Search the material below for the string "velocity" and list each line that holds it.

[Records for this exercise]
Start

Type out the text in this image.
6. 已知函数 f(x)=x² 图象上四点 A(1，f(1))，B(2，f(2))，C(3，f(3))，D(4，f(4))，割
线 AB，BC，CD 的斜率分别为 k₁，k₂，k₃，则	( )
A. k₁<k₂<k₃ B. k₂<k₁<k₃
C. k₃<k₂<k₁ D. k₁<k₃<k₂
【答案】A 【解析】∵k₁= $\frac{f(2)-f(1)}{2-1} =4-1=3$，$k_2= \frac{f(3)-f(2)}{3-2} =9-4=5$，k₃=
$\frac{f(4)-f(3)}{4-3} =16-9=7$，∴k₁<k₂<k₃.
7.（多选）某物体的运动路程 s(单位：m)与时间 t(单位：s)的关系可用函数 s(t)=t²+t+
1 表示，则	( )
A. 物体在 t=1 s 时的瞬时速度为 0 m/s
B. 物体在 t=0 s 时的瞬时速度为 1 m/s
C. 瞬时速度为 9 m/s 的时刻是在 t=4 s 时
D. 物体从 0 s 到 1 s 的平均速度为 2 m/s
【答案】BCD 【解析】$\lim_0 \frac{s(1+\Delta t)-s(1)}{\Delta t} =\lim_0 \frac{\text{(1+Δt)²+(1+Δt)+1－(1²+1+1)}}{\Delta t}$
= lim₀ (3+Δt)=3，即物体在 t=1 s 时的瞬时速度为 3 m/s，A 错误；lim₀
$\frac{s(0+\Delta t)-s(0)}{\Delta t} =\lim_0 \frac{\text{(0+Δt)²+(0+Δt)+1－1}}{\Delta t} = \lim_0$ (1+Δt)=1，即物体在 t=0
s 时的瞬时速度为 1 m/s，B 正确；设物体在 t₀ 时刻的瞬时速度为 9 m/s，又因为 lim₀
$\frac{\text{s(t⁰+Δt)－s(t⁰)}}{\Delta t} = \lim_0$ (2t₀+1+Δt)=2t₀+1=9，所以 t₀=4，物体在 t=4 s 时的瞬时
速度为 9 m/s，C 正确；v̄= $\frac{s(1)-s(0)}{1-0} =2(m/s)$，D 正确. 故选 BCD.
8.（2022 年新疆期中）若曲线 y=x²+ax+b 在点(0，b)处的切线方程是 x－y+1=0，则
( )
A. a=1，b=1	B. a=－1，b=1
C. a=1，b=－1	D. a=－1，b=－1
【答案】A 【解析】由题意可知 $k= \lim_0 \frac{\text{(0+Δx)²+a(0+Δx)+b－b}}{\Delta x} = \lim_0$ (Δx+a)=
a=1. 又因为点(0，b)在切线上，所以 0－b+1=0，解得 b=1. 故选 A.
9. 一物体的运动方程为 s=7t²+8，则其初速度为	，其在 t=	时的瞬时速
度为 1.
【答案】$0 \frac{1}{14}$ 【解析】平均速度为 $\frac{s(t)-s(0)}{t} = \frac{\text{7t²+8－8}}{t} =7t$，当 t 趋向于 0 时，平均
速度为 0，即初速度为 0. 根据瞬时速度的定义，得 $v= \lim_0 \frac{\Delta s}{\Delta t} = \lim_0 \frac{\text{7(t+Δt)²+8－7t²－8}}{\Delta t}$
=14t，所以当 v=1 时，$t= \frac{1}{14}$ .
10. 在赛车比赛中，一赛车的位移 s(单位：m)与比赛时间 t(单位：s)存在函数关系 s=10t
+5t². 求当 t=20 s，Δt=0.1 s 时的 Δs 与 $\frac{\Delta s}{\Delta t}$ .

End
Start

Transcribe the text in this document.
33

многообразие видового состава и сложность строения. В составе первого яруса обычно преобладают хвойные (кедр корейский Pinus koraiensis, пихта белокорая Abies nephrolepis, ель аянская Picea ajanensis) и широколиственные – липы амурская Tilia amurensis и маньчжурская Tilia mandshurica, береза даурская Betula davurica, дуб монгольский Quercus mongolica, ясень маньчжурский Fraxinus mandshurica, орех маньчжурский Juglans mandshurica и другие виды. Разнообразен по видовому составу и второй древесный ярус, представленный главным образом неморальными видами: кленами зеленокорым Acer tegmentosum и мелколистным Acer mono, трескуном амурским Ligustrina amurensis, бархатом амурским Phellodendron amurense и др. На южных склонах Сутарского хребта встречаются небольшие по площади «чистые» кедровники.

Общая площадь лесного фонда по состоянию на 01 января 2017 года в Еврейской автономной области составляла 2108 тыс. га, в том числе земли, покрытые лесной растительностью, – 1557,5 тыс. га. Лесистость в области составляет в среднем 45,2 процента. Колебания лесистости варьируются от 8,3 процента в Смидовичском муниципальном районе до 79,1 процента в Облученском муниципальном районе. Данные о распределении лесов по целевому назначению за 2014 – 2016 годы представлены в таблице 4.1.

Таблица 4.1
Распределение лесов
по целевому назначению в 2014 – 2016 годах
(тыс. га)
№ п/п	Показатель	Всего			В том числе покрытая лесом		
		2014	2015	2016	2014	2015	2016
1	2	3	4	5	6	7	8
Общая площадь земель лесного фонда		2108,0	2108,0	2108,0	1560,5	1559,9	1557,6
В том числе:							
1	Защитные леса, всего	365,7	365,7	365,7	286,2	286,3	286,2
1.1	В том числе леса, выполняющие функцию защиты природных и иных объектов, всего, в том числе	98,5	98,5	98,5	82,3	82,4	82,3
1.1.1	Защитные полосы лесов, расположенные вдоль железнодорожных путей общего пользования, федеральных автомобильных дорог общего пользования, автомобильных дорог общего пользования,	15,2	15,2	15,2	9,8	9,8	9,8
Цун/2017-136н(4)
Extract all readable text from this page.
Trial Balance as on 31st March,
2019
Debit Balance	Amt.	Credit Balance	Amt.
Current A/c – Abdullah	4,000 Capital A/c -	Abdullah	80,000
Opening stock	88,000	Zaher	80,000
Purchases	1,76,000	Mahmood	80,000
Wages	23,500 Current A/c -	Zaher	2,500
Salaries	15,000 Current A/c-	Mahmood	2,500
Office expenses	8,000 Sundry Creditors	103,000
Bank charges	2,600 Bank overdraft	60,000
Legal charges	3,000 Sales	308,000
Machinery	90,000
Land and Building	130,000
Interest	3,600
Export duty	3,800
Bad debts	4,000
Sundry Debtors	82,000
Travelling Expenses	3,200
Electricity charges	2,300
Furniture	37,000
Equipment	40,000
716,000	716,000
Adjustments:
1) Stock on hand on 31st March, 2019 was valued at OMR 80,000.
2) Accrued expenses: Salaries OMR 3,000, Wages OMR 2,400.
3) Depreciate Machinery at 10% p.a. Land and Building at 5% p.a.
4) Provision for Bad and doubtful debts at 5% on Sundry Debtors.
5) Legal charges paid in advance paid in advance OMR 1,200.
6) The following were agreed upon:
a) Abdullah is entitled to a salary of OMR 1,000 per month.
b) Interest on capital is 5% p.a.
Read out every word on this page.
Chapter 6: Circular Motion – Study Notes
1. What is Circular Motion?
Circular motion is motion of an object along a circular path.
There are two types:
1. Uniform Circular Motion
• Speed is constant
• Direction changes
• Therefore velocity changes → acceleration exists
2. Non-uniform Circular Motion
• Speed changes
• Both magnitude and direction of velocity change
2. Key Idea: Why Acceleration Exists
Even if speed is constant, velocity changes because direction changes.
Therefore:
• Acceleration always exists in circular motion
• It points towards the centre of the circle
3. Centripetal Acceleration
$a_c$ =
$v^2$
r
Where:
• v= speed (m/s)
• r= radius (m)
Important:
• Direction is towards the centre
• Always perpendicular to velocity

End
Start

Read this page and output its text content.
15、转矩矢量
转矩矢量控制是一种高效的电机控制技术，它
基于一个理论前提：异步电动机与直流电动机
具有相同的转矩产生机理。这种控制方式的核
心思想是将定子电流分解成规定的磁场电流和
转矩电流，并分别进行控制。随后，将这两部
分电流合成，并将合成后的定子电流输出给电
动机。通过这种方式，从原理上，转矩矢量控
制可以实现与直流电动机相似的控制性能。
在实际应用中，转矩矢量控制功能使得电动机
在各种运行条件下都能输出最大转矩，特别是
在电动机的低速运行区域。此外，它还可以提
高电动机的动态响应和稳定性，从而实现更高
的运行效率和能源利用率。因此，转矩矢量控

End

[Result for this task]
• Therefore velocity changes → acceleration exists
• Both magnitude and direction of velocity change
Even if speed is constant, velocity changes because direction changes.
• Always perpendicular to velocity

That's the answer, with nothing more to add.